▶ EXERCISE AIM:
Count the lines of the records below that contain the string "data", treating the match as case-sensitive. Give only the number.

◆ ◆ ◆ ◆

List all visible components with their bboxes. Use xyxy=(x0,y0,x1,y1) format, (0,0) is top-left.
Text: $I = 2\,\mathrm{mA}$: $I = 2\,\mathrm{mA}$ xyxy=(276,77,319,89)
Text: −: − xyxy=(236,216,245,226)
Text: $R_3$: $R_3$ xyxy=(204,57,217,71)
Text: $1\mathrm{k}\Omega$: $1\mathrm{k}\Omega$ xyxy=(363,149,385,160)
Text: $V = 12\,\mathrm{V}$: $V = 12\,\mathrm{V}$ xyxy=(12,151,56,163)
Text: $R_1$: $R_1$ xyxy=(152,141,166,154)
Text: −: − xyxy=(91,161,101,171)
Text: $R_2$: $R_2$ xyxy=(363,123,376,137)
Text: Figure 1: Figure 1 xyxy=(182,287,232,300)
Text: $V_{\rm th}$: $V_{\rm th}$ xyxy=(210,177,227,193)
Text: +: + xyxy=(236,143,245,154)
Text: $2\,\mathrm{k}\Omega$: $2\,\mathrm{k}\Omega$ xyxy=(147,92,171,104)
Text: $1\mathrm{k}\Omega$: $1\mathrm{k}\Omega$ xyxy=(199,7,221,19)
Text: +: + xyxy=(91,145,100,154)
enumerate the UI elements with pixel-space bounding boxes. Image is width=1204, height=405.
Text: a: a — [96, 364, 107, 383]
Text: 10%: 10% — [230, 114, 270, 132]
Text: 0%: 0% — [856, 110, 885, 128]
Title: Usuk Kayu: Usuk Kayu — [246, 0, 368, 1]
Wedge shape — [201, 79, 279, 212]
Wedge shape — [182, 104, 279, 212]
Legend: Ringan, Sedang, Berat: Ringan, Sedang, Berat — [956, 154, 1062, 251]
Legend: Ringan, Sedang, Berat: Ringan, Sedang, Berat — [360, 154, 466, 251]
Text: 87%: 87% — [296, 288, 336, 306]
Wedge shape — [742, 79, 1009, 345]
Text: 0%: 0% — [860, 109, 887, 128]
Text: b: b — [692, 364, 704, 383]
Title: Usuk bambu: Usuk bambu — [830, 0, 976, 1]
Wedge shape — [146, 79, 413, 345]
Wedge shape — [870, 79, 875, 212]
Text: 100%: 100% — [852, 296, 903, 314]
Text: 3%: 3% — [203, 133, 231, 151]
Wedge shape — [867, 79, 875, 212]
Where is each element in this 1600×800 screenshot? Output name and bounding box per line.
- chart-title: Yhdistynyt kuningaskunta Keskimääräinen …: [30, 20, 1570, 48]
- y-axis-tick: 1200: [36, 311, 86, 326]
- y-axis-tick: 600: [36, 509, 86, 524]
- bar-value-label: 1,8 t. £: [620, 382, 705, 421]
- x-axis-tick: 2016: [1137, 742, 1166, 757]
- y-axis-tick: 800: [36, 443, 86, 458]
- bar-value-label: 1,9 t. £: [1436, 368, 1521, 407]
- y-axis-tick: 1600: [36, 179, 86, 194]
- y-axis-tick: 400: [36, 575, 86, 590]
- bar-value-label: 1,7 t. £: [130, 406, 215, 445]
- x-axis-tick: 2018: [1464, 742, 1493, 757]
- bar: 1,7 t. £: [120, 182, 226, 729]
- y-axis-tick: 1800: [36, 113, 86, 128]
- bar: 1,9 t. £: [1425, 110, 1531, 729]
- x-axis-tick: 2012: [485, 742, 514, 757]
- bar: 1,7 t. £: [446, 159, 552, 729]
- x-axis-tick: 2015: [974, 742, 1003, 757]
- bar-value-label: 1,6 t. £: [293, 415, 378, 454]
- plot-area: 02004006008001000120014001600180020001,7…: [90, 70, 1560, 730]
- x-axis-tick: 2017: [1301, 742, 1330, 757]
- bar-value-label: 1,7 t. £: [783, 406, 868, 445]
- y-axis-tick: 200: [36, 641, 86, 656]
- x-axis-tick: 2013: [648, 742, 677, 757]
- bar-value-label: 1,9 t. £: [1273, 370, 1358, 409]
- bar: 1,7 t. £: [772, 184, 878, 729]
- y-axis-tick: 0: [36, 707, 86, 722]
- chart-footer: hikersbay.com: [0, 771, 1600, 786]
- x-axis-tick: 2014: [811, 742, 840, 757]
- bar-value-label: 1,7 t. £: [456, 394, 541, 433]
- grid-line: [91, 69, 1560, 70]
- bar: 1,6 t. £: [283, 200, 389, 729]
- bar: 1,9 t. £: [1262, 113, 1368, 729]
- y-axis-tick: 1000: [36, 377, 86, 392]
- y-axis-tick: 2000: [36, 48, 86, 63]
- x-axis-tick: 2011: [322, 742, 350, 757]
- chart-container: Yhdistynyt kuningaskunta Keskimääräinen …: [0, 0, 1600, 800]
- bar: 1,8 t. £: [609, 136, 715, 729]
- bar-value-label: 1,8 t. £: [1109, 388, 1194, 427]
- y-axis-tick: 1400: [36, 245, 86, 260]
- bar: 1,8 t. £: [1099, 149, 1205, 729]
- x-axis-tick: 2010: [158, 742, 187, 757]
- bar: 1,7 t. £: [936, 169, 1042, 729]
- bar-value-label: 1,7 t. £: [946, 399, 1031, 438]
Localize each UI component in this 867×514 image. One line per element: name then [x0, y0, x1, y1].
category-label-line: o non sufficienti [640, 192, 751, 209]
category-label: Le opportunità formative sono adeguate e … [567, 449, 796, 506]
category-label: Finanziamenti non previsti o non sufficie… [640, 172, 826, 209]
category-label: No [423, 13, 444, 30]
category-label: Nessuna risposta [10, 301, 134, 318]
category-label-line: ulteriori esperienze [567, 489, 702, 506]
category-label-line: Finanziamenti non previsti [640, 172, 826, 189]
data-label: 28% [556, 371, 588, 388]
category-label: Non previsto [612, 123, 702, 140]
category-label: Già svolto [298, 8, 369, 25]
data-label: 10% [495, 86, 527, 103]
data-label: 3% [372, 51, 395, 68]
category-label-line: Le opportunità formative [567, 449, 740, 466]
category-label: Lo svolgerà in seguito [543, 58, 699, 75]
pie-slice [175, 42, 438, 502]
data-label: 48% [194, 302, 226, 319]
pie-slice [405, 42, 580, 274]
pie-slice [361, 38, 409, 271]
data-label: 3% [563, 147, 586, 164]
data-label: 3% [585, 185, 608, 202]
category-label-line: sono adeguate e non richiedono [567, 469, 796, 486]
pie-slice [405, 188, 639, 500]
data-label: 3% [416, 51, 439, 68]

◆ ◆ ◆ ◆

▶ TASK OUTPUT:
7